- [To do]: Put these rows into a numbered list, leaving out any blank lines.

- [Dataset entries]:
•••••

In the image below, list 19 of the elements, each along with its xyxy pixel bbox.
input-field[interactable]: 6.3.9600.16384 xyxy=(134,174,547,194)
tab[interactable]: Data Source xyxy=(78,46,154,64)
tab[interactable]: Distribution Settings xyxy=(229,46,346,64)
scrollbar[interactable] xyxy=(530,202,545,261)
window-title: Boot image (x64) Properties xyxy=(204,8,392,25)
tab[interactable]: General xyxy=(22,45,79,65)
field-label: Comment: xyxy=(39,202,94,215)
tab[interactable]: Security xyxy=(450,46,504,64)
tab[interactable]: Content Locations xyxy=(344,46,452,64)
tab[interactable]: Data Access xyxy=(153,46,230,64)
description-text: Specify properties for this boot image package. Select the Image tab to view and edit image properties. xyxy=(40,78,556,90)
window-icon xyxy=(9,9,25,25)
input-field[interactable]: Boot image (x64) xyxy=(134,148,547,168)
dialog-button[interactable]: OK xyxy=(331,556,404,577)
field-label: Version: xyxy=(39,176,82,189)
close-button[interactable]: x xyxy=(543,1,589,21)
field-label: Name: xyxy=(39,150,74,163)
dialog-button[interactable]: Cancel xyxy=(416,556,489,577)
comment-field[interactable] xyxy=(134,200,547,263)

•••••

- [Expected answer]:
1. In the image below, list 19 of the elements, each along with its xyxy pixel bbox.
2. input-field[interactable]: 6.3.9600.16384 xyxy=(134,174,547,194)
3. tab[interactable]: Data Source xyxy=(78,46,154,64)
4. tab[interactable]: Distribution Settings xyxy=(229,46,346,64)
5. scrollbar[interactable] xyxy=(530,202,545,261)
6. window-title: Boot image (x64) Properties xyxy=(204,8,392,25)
7. tab[interactable]: General xyxy=(22,45,79,65)
8. field-label: Comment: xyxy=(39,202,94,215)
9. tab[interactable]: Security xyxy=(450,46,504,64)
10. tab[interactable]: Content Locations xyxy=(344,46,452,64)
11. tab[interactable]: Data Access xyxy=(153,46,230,64)
12. description-text: Specify properties for this boot image package. Select the Image tab to view and edit image properties. xyxy=(40,78,556,90)
13. window-icon xyxy=(9,9,25,25)
14. input-field[interactable]: Boot image (x64) xyxy=(134,148,547,168)
15. dialog-button[interactable]: OK xyxy=(331,556,404,577)
16. field-label: Version: xyxy=(39,176,82,189)
17. close-button[interactable]: x xyxy=(543,1,589,21)
18. field-label: Name: xyxy=(39,150,74,163)
19. dialog-button[interactable]: Cancel xyxy=(416,556,489,577)
20. comment-field[interactable] xyxy=(134,200,547,263)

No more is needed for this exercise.